OBJECTIVE:
Every line in the listing is to be echoed verbatim.

DATA ROWS:
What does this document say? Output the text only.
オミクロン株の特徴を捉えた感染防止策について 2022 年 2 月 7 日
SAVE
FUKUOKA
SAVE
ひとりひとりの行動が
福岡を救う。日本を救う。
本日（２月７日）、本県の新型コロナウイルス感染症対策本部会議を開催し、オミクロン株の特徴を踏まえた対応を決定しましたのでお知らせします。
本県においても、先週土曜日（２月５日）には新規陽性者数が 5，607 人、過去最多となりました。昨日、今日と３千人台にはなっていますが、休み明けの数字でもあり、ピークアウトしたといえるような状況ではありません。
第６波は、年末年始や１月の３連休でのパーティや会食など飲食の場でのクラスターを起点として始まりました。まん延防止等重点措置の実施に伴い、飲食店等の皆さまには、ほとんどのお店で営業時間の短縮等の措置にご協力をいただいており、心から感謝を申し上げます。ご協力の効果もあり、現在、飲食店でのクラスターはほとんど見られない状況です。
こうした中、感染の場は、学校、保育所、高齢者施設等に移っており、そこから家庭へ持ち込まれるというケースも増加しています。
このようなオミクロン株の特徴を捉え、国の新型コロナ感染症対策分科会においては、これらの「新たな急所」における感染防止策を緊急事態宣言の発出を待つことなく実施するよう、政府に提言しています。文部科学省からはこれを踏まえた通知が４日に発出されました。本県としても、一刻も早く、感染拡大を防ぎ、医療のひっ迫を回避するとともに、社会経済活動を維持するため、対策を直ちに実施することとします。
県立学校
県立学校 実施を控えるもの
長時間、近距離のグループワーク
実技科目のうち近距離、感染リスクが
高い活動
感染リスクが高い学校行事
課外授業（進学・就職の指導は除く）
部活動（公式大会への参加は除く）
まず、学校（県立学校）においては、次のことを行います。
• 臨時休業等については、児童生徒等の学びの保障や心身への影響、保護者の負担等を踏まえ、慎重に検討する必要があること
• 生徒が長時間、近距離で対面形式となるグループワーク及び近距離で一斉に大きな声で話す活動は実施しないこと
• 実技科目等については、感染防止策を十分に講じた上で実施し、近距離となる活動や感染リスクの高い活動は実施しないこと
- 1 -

SOLUTION TO THIS EXERCISE:
What does this document say? Output the text only.
オミクロン株の特徴を捉えた感染防止策について 2022 年 2 月 7 日
SAVE
FUKUOKA
SAVE
ひとりひとりの行動が
福岡を救う。日本を救う。
本日（２月７日）、本県の新型コロナウイルス感染症対策本部会議を開催し、オミクロン株の特徴を踏まえた対応を決定しましたのでお知らせします。
本県においても、先週土曜日（２月５日）には新規陽性者数が 5，607 人、過去最多となりました。昨日、今日と３千人台にはなっていますが、休み明けの数字でもあり、ピークアウトしたといえるような状況ではありません。
第６波は、年末年始や１月の３連休でのパーティや会食など飲食の場でのクラスターを起点として始まりました。まん延防止等重点措置の実施に伴い、飲食店等の皆さまには、ほとんどのお店で営業時間の短縮等の措置にご協力をいただいており、心から感謝を申し上げます。ご協力の効果もあり、現在、飲食店でのクラスターはほとんど見られない状況です。
こうした中、感染の場は、学校、保育所、高齢者施設等に移っており、そこから家庭へ持ち込まれるというケースも増加しています。
このようなオミクロン株の特徴を捉え、国の新型コロナ感染症対策分科会においては、これらの「新たな急所」における感染防止策を緊急事態宣言の発出を待つことなく実施するよう、政府に提言しています。文部科学省からはこれを踏まえた通知が４日に発出されました。本県としても、一刻も早く、感染拡大を防ぎ、医療のひっ迫を回避するとともに、社会経済活動を維持するため、対策を直ちに実施することとします。
県立学校
県立学校 実施を控えるもの
長時間、近距離のグループワーク
実技科目のうち近距離、感染リスクが
高い活動
感染リスクが高い学校行事
課外授業（進学・就職の指導は除く）
部活動（公式大会への参加は除く）
まず、学校（県立学校）においては、次のことを行います。
• 臨時休業等については、児童生徒等の学びの保障や心身への影響、保護者の負担等を踏まえ、慎重に検討する必要があること
• 生徒が長時間、近距離で対面形式となるグループワーク及び近距離で一斉に大きな声で話す活動は実施しないこと
• 実技科目等については、感染防止策を十分に講じた上で実施し、近距離となる活動や感染リスクの高い活動は実施しないこと
- 1 -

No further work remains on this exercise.